ЗАДАНИЯ К УПРАЖНЕНИЮ:
a: Чью страсть текст о «Тихом Доне» называет всё сносящей?
b: Воспроизведите отрывок текста о «Тихом Доне»: начните с места, где стоят слова «Живет и дышит», и остановитесь после слов «смертей будет столько!..».

ФРАГМЕНТ ДОКУМЕНТА:
---------------
К 120-летию М. Шолохова
…Извержение бездны, плазмы, массы народной: «Тихий Дон»… Персонажи выявлены с такой повышенной четкостью, что, поднявшись со страниц, уходят в длительность истории. Но не в меньшей степени персонажами становятся и народные множества: белые, красные, армии сходящиеся…
Как тонко передаются ощущения! Как ест Гришку боль от убийства, свершенного на войне: детальность описания, жесткая фиксация жестокости потрясает… стукнувшиеся половинки разрубленной черепной коробки, стукнувшиеся об асфальт… Как всё противоречит пахоте, косьбе, пасеке, всему роскошному миру с вековечным укладом – всегда бы таким мир был, нет – разворочают его всё войной…
Роман неистовых страстей, густой, гудящей мощи: всё сносящая Аксиньина страсть…
И цвета – сколько многоцветья в естественном этом, ковыльном, травном, степном языке, как чувствуется воздух, слоение солнечных лучей, как всё переливается, играя, хоть и совершенно всерьез!
Много смерти. Много крови. Проще ли умирали? Сложно сказать, но простые люди, изображенные в романе, сложность жизни постигают по-своему. И сложность такая противоречива, хотя не противоречит самой жизни, столько всего родящей…
Лучше пахота, чем война. Войн много, время ломает народную плоть, уничтожает гроздьями всё людское, привычное. Время – жутко. Люди – колоритны.
Живет и дышит вечный роман… И дыхание его – творится на уровне невероятных, радугами цветности играющих фраз, чья сумма столь органична, что завораживают они: «Редкие в пепельном рассветном небе зыбились звезды. Из-под туч тянул ветер. Над Доном на дыбах ходил туман и, пластаясь по откосу меловой горы, сползал в яры серой безголовой гадюкой. Левобережное Обдонье, пески, ендовы, камышистая непролазь, лес в росе – полыхали исступленным холодным заревом. За чертой, не всходя, томилось солнце».
Мир – всё в нём – становится действующим героем: применительно к «Тихому Дону» можно говорить как о персонажах и о траве, которую горбатит ветер и наливает стеклянная осенняя вода, и об облаках, чьи формы и красоты бесконечно передаются в романе, и о самом Доне: величавом и величественном, не перебрать оттенков воды его… Всё одушевлено, как будто даже смерть, а смертей будет столько!..
---------------
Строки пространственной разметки
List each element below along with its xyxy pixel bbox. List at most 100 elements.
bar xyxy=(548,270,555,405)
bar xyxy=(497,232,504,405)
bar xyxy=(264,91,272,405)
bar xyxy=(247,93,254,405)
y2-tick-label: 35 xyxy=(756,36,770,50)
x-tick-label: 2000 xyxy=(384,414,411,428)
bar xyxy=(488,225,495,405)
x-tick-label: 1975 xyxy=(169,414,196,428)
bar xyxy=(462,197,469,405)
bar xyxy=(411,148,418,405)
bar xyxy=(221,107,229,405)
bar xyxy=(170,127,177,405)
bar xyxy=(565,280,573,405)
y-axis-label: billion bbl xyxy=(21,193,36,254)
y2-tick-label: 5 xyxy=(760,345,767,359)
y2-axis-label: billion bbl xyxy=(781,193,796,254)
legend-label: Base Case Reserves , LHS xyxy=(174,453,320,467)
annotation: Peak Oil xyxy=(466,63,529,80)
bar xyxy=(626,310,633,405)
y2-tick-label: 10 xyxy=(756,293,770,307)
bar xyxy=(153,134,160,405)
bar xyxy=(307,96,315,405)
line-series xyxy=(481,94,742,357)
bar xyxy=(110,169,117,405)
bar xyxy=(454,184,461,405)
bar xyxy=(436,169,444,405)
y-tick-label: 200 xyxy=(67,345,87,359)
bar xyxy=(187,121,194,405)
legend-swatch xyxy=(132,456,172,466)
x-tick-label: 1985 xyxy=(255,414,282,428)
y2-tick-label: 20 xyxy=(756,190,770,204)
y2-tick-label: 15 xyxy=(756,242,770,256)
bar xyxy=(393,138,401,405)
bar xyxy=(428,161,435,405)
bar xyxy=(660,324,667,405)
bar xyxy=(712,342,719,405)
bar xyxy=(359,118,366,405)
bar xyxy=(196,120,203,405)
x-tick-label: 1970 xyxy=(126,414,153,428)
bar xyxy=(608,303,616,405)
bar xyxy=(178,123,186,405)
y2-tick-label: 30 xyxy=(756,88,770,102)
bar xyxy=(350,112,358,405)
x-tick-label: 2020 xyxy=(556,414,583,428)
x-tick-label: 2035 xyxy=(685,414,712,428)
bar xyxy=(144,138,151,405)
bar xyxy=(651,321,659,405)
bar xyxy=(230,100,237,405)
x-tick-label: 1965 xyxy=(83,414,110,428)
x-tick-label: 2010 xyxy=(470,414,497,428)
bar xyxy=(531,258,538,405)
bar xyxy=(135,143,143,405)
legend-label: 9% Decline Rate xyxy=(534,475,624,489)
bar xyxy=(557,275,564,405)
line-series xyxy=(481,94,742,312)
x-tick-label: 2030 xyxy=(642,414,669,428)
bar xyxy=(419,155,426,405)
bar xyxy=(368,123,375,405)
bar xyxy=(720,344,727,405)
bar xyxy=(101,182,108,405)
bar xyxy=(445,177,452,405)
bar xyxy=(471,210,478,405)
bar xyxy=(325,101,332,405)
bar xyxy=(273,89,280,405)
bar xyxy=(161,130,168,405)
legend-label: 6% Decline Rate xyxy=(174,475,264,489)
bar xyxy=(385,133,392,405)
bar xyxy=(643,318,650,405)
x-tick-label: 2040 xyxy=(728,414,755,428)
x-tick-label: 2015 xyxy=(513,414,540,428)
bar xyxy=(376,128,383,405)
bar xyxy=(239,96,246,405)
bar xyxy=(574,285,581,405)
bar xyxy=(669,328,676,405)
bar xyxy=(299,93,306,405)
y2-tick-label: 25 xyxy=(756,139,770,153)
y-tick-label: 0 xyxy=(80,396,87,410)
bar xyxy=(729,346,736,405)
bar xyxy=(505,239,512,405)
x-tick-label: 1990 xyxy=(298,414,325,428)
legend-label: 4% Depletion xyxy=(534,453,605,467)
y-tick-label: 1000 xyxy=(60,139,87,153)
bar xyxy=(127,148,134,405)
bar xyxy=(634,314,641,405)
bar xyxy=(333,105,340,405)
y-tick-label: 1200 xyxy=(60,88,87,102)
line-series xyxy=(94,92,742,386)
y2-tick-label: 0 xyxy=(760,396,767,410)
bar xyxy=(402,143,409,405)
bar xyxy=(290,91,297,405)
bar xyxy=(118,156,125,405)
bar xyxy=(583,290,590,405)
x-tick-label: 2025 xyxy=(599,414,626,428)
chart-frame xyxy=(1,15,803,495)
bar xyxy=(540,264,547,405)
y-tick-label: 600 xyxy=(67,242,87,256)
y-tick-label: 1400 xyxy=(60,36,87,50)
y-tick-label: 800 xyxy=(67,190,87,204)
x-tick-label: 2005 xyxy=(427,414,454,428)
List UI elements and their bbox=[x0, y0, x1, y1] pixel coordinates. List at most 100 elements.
---------------
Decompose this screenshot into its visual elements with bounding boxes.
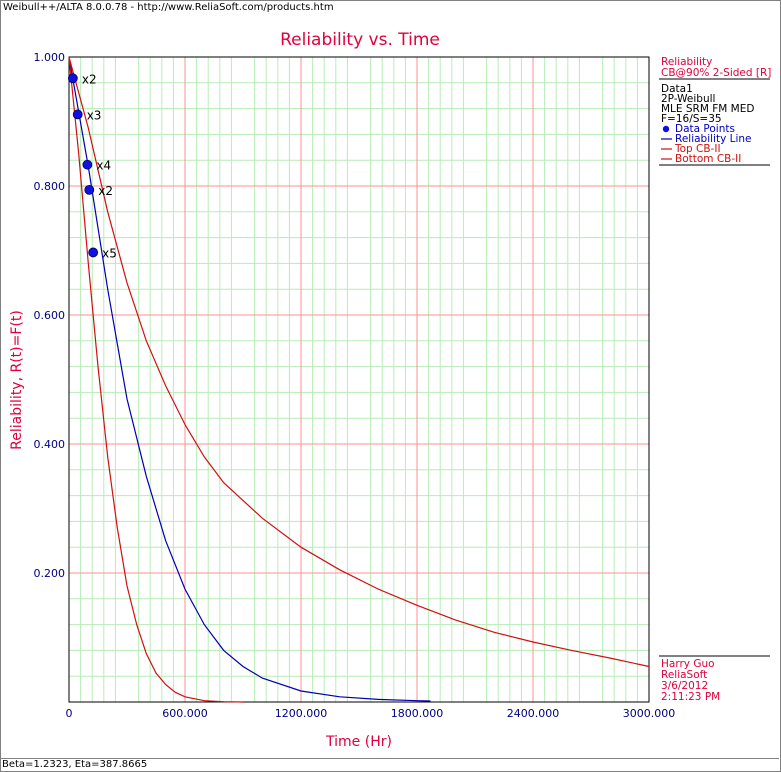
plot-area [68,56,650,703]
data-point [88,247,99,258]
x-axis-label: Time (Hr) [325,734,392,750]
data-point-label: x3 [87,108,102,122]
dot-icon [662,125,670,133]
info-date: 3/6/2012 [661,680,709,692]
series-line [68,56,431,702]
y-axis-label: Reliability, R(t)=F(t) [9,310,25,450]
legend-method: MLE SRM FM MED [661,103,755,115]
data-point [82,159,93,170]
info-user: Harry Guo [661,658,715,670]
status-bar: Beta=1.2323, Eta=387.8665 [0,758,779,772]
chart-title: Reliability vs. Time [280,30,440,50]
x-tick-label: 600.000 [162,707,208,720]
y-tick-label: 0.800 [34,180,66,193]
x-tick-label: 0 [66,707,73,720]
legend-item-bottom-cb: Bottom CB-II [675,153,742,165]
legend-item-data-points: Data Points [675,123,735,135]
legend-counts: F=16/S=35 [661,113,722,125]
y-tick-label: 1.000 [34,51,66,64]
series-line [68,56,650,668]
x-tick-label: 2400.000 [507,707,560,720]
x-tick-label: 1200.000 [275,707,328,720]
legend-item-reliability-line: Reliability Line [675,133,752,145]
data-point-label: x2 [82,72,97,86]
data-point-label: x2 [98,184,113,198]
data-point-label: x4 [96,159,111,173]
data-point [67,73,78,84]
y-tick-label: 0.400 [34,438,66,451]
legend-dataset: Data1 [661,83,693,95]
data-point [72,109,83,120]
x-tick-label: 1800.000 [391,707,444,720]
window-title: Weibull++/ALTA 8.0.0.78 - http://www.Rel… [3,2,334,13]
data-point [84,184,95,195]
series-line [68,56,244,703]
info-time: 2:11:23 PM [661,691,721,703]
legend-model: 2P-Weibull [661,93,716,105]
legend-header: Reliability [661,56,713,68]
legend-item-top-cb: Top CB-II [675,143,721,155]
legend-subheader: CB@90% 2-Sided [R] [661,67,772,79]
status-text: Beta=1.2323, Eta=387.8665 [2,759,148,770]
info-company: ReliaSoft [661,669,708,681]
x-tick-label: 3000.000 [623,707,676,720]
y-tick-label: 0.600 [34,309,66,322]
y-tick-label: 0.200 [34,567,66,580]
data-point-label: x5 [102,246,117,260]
---------------
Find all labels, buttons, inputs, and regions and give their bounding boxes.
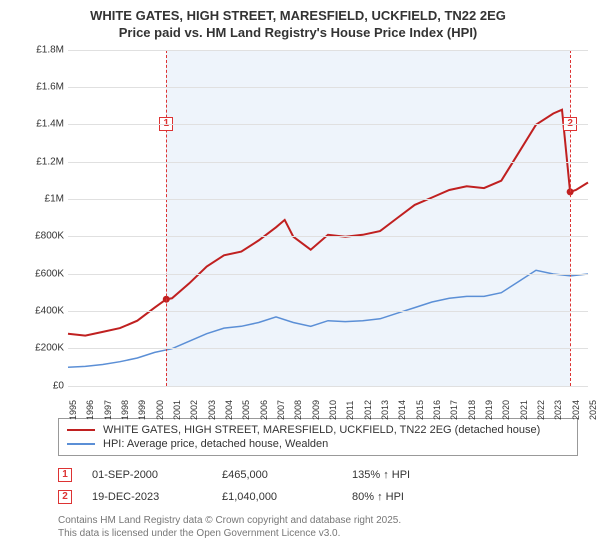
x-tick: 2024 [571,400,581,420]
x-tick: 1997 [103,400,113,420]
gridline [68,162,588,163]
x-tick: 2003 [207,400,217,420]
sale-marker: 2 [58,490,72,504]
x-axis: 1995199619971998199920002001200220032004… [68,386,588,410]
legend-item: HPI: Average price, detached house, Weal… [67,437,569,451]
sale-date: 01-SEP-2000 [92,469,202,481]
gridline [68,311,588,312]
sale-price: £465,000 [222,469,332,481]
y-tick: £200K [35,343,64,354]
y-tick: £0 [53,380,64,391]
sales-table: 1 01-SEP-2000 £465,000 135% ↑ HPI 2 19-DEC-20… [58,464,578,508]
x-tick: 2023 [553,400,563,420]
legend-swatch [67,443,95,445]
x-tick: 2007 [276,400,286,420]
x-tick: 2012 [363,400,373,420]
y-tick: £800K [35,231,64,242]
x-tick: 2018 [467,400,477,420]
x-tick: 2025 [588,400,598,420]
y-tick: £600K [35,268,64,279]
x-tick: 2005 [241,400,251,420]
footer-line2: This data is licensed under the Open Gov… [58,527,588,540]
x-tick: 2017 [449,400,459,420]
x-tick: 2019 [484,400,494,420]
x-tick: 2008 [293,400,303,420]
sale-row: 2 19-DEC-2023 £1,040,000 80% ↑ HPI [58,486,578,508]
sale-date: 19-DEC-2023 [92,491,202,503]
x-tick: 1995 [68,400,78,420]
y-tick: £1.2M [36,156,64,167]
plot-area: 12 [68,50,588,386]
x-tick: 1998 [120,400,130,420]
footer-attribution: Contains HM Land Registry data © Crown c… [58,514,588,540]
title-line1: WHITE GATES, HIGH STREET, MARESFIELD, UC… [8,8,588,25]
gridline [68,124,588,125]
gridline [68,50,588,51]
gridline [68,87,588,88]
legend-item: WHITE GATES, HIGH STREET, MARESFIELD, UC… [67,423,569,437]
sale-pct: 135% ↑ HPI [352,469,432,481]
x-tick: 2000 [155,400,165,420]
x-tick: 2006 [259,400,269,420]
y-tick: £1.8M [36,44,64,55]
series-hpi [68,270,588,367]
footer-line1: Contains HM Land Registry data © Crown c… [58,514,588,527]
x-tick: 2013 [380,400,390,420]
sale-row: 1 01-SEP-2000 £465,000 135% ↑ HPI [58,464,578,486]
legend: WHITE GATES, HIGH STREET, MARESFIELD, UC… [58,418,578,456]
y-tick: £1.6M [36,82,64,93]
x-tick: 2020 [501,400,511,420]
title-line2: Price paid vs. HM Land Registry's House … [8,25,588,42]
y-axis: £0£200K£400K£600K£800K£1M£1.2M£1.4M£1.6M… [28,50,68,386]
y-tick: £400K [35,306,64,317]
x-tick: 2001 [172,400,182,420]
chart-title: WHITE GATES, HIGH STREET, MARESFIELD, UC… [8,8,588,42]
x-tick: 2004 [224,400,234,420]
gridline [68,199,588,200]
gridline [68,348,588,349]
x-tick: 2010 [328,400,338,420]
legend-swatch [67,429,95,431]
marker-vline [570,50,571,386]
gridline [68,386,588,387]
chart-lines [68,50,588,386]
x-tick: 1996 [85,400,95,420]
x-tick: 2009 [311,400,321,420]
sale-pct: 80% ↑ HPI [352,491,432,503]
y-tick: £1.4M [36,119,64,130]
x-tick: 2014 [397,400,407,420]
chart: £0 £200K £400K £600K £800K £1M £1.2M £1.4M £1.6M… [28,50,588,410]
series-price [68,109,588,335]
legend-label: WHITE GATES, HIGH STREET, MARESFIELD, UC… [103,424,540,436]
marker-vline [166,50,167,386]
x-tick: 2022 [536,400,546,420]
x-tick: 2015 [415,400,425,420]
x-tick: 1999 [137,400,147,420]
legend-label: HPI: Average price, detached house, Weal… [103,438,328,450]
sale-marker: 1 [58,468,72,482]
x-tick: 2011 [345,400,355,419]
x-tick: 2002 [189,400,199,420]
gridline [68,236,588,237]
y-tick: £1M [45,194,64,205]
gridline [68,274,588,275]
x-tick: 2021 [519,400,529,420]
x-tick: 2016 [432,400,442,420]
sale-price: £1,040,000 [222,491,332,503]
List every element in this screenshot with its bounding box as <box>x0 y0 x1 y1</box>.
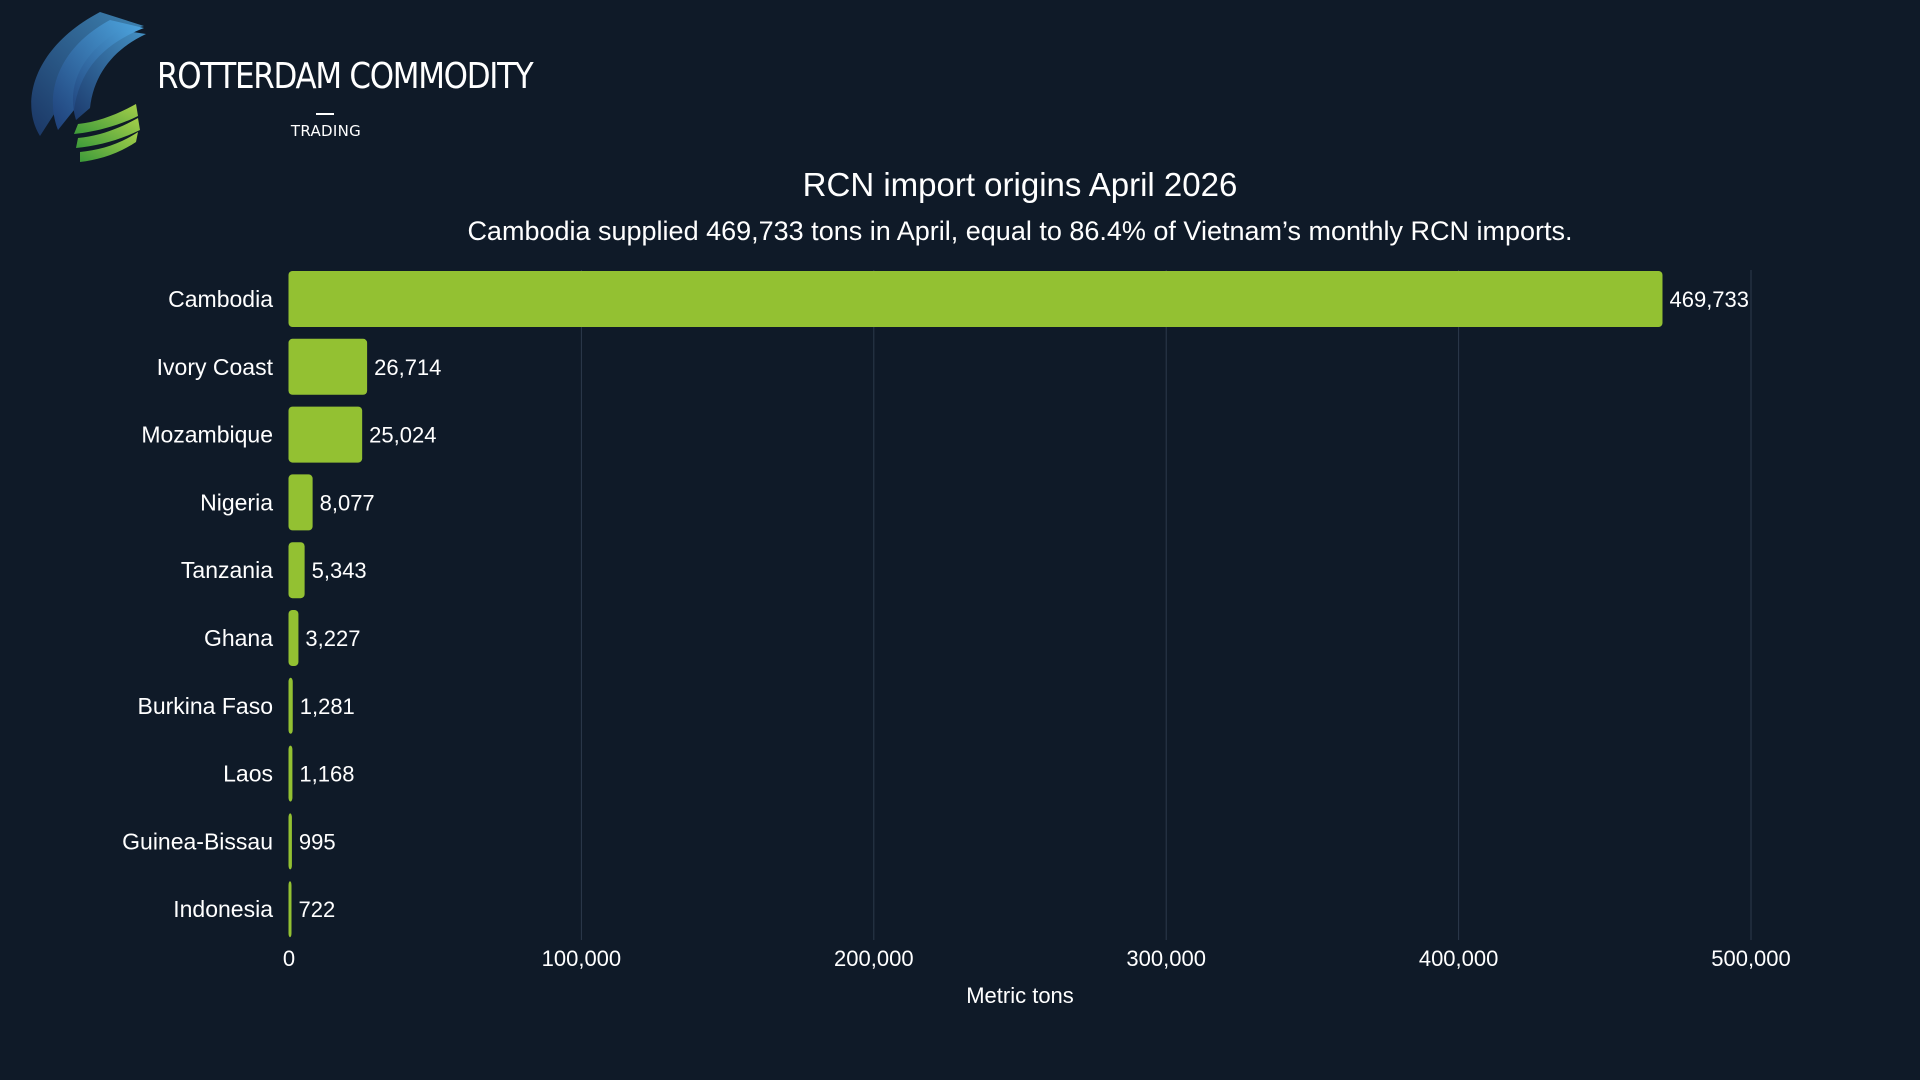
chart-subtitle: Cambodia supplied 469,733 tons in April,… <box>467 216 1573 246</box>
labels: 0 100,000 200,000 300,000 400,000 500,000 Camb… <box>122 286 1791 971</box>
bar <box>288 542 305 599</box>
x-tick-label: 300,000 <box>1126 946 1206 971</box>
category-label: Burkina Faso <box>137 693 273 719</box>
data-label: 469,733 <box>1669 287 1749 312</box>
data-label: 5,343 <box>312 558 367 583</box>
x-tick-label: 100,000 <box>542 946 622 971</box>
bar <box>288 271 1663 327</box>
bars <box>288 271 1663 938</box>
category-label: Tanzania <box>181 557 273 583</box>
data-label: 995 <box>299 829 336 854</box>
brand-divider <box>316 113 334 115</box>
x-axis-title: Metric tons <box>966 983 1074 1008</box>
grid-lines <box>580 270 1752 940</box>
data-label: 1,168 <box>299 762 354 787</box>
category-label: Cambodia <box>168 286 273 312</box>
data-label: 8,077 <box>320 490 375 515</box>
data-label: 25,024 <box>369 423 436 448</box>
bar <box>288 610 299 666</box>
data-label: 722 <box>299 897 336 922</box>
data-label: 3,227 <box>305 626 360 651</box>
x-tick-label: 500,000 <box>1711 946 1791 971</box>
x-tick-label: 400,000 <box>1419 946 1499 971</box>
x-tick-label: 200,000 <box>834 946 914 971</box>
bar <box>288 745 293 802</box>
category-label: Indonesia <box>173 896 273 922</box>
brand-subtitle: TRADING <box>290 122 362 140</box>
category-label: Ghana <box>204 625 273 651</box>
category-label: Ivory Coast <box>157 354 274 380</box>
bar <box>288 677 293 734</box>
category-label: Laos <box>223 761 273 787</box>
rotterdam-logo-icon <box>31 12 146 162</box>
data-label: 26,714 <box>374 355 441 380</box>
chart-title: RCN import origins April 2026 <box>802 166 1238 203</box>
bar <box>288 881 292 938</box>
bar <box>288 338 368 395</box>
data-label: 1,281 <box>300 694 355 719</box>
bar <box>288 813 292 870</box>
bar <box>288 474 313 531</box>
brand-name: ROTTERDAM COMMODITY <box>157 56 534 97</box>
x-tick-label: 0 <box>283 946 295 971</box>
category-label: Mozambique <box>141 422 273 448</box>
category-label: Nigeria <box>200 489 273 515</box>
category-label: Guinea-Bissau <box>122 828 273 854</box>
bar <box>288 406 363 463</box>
---------------
СПИСОК ОТВЕТОВ:
a: Аксиньину страсть.

b:
Живет и дышит вечный роман… И дыхание его – творится на уровне невероятных, радугами цветности играющих фраз, чья сумма столь органична, что завораживают они: «Редкие в пепельном рассветном небе зыбились звезды. Из-под туч тянул ветер. Над Доном на дыбах ходил туман и, пластаясь по откосу меловой горы, сползал в яры серой безголовой гадюкой. Левобережное Обдонье, пески, ендовы, камышистая непролазь, лес в росе – полыхали исступленным холодным заревом. За чертой, не всходя, томилось солнце».
Мир – всё в нём – становится действующим героем: применительно к «Тихому Дону» можно говорить как о персонажах и о траве, которую горбатит ветер и наливает стеклянная осенняя вода, и об облаках, чьи формы и красоты бесконечно передаются в романе, и о самом Доне: величавом и величественном, не перебрать оттенков воды его… Всё одушевлено, как будто даже смерть, а смертей будет столько!..